_Assignment_:
Scan the data below and pick out the lines containing the word "Bibliotek".

_Records for the task_:
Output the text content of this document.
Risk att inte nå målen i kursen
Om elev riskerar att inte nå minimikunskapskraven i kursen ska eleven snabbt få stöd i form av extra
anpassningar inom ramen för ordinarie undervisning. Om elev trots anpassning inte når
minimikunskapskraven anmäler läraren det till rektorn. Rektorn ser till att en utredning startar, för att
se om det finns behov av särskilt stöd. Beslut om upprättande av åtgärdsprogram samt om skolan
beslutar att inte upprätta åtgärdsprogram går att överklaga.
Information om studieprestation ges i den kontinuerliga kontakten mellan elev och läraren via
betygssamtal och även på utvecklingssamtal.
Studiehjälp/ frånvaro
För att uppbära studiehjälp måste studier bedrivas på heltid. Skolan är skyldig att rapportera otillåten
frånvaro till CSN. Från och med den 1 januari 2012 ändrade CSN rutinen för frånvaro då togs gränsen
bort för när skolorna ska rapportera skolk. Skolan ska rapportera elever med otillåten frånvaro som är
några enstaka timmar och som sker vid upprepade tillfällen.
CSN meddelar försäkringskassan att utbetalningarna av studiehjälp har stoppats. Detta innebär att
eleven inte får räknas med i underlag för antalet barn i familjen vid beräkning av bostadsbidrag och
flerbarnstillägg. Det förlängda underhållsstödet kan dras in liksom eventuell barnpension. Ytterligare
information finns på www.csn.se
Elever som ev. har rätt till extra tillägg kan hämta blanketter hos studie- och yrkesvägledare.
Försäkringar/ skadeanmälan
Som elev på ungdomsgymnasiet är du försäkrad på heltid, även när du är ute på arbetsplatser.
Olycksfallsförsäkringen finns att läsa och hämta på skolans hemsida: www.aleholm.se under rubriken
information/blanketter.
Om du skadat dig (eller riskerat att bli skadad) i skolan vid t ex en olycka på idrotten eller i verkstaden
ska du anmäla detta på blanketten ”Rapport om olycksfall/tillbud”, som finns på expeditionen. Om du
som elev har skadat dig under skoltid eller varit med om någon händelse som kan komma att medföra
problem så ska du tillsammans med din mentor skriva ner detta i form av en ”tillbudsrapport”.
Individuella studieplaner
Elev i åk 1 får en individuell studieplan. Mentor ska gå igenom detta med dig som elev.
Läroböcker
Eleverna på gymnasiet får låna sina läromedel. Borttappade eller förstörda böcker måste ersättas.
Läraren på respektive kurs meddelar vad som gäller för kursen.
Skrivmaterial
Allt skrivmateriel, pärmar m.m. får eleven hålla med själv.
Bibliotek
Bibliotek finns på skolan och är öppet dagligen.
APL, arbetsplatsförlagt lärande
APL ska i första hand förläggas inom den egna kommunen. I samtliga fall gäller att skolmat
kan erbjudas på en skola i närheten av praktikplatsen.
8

_Final answer_:
Bibliotek
Bibliotek finns på skolan och är öppet dagligen.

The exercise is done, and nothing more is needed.